— START OF Recorded information —

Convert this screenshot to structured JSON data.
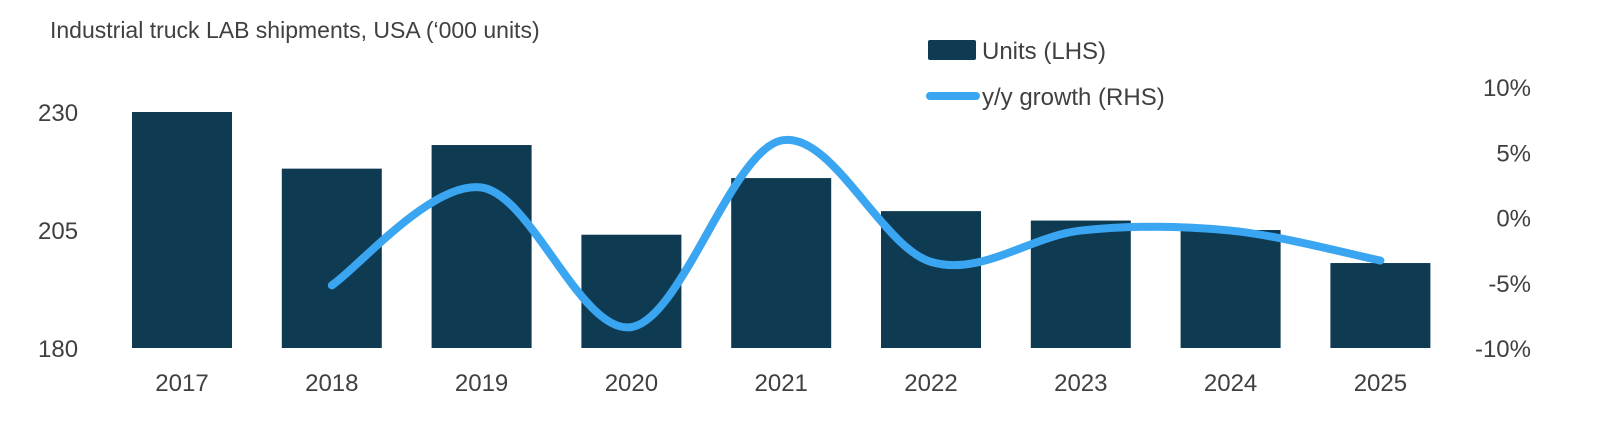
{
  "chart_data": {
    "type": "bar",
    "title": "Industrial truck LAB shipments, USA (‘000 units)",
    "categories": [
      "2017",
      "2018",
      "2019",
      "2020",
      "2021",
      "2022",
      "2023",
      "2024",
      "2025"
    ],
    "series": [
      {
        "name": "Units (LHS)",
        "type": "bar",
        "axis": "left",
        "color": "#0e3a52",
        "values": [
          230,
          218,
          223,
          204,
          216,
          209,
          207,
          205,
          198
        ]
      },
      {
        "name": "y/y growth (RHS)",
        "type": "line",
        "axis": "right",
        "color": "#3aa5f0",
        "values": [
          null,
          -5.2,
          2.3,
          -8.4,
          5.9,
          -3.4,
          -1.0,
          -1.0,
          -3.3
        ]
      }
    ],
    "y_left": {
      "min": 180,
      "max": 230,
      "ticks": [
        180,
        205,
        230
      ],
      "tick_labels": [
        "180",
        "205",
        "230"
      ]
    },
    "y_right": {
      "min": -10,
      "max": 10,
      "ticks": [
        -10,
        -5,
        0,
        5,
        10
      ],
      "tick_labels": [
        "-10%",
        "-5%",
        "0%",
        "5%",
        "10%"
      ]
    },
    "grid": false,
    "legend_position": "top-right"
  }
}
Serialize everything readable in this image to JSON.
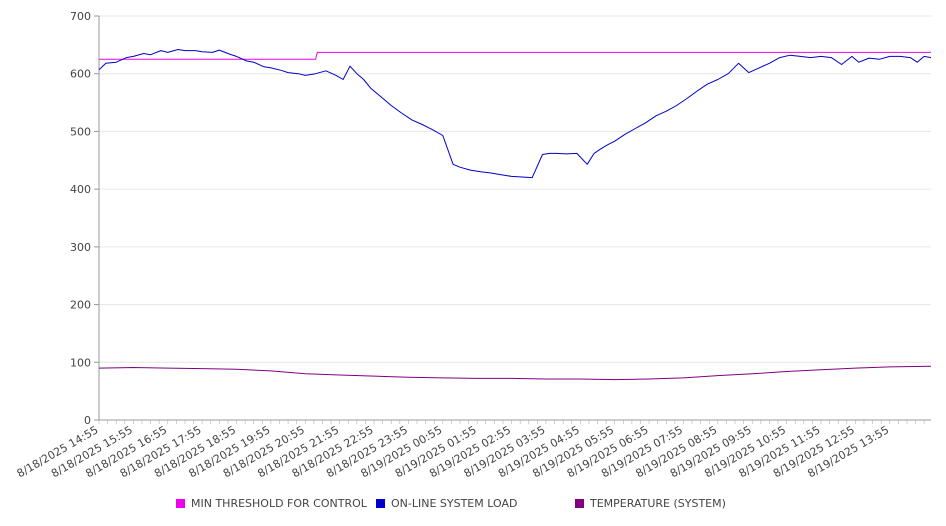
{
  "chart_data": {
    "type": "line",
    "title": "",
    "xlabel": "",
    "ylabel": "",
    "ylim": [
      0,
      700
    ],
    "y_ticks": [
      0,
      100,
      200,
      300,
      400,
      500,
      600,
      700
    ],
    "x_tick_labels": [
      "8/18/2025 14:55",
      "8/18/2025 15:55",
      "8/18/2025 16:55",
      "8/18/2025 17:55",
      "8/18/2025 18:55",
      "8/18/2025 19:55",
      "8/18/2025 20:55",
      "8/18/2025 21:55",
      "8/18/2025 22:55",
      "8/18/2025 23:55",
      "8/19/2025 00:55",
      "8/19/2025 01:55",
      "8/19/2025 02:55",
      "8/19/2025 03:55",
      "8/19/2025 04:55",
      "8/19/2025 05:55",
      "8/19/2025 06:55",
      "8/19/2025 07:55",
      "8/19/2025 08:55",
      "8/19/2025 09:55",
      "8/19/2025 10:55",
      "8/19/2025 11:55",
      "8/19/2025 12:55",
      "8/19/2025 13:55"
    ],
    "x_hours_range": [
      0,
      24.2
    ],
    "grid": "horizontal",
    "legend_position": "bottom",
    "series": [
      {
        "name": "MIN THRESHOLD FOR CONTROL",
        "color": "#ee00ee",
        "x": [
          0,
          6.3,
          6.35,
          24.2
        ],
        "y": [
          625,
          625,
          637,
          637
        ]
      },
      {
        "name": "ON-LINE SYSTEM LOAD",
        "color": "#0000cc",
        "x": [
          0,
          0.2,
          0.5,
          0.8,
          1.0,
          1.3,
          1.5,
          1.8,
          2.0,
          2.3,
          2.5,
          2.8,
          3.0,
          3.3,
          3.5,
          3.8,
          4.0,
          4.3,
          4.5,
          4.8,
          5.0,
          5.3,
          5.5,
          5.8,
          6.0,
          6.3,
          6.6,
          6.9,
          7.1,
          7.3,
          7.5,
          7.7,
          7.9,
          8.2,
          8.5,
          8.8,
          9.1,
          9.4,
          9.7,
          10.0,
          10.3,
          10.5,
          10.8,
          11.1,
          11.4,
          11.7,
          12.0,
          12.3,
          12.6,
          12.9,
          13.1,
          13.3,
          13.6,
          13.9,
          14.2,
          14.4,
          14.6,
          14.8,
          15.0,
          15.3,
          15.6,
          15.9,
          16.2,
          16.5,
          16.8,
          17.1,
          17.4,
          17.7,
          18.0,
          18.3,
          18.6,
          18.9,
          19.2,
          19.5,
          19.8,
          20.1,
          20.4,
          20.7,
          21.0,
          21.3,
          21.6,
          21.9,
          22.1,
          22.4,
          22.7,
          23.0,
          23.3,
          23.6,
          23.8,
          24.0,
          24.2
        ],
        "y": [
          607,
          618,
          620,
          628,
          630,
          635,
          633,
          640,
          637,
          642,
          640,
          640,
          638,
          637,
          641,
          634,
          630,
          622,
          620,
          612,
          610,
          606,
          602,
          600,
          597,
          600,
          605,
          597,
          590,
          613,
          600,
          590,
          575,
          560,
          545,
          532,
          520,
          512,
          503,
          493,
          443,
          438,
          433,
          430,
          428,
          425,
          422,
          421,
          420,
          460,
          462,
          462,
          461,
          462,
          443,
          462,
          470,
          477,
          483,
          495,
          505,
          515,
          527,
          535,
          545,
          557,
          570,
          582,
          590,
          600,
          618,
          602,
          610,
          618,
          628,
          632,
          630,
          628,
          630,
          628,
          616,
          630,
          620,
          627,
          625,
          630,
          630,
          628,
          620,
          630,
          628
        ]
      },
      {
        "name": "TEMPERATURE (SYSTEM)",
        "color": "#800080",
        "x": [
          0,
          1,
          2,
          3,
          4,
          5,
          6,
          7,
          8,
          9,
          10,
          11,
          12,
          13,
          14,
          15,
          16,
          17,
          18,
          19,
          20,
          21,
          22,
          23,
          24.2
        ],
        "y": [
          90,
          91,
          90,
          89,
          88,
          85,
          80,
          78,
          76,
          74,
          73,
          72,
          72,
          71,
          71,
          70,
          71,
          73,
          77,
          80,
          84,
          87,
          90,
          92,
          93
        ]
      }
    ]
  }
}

— END OF Recorded information —
— START OF Recorded information —

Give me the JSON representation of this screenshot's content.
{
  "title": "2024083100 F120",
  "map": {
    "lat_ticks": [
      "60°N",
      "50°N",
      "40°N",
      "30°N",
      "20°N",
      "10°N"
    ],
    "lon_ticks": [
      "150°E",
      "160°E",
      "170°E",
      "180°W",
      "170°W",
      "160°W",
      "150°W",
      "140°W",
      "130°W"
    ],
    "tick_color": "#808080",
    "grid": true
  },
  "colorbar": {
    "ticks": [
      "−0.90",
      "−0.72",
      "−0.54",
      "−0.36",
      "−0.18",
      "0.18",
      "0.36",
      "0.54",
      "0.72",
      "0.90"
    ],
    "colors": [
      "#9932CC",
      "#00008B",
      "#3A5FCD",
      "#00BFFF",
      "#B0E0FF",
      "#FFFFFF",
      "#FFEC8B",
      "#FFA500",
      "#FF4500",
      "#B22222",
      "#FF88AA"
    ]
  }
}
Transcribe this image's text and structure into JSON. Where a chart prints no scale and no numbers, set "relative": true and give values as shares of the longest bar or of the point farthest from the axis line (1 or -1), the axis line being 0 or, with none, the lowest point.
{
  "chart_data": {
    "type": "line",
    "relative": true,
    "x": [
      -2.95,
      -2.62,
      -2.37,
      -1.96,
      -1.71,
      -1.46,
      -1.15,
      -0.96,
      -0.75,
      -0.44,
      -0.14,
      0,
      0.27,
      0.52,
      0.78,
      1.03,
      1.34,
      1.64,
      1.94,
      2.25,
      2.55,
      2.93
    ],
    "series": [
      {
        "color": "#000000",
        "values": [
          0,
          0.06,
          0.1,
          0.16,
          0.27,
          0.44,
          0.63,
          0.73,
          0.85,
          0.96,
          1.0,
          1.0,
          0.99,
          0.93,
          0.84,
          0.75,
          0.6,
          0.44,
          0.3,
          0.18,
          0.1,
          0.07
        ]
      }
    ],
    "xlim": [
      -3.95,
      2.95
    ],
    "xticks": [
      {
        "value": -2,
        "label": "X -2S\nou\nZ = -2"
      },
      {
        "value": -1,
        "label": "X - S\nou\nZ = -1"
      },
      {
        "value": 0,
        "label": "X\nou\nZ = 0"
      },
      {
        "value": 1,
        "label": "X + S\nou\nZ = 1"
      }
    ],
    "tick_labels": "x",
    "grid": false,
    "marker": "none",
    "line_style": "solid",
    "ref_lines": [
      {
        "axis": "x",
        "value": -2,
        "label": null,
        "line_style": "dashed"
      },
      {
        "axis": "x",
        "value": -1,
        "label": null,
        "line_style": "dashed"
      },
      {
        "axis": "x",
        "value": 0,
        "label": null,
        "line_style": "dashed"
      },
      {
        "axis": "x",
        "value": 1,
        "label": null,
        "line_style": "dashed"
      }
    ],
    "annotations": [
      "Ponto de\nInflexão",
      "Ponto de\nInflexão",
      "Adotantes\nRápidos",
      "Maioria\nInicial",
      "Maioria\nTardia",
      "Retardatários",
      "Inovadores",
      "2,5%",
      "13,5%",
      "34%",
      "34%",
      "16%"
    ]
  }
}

— END OF Recorded information —

Task goal :: Report each line of the material above where the word "type" appears.

Output of the task ::
    "type": "bar",
        "type": "bar",
        "type": "line",
    "type": "line",
    "type": "line",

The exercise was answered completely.